-- Work instructions --
Pull out each line of the records holding the string "feeling".

--- Start Material for this task ---

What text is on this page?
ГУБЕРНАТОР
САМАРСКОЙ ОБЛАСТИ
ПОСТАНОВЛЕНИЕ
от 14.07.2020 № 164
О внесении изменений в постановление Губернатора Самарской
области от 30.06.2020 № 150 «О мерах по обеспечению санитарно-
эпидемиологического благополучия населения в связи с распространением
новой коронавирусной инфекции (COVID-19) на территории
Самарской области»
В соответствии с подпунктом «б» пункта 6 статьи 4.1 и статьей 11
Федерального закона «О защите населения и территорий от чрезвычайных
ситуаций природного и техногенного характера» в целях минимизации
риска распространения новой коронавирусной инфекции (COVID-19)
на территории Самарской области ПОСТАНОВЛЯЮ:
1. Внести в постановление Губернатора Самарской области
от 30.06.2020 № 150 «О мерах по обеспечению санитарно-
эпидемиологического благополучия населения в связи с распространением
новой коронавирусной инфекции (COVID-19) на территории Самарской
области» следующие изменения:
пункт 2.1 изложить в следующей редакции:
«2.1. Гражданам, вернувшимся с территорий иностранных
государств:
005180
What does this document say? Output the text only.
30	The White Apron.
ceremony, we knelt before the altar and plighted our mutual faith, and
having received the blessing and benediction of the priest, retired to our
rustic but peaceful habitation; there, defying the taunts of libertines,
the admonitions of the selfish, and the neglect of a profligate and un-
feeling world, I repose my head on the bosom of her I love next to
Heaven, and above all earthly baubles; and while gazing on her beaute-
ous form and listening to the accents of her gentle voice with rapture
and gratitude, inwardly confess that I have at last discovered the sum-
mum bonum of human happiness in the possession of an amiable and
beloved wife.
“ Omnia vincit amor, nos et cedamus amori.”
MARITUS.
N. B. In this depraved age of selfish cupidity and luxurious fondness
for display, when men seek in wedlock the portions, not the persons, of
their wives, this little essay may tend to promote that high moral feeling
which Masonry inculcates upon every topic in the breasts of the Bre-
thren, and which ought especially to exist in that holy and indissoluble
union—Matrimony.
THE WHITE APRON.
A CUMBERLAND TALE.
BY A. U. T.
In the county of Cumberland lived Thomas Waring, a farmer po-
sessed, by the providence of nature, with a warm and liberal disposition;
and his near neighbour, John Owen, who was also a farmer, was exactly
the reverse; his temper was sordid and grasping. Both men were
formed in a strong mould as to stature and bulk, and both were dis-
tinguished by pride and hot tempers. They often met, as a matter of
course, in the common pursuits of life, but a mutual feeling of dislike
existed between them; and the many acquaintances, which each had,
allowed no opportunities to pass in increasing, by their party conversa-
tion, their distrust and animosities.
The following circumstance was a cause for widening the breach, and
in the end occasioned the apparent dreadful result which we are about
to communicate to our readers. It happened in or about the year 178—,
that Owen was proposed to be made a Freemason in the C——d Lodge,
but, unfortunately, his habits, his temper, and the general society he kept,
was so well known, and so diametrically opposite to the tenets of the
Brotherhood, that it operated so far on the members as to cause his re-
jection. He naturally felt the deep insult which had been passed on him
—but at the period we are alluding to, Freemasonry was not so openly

--- End Material for this task ---

-- The reply --
feeling world, I repose my head on the bosom of her I love next to
their wives, this little essay may tend to promote that high moral feeling
course, in the common pursuits of life, but a mutual feeling of dislike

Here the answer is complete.